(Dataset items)

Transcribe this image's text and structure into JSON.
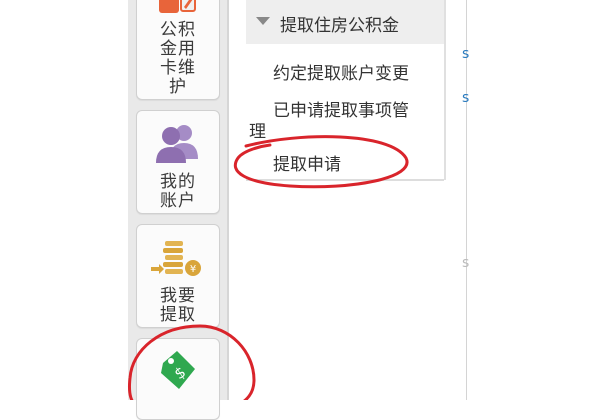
{
  "sidebar": {
    "items": [
      {
        "name": "fund-card-maintenance",
        "label_lines": [
          "公积",
          "金用",
          "卡维",
          "护"
        ]
      },
      {
        "name": "my-account",
        "label_lines": [
          "我的",
          "账户"
        ]
      },
      {
        "name": "want-withdraw",
        "label_lines": [
          "我要",
          "提取"
        ]
      },
      {
        "name": "loan",
        "label_lines": []
      }
    ]
  },
  "submenu": {
    "header": "提取住房公积金",
    "items": [
      "约定提取账户变更",
      "已申请提取事项管",
      "理",
      "提取申请"
    ]
  },
  "right_edge": {
    "glyphs": [
      "s",
      "s",
      "s"
    ]
  },
  "colors": {
    "annotation_red": "#d9242b",
    "icon_purple": "#8e6fb0",
    "icon_gold": "#d9a53a",
    "icon_green": "#2fa84f",
    "icon_orange": "#e8643a"
  }
}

◆ The request: What is the number of lines in the data that hold the word "name"? Reply with that number and nothing else.

◆ Exercise solution: 4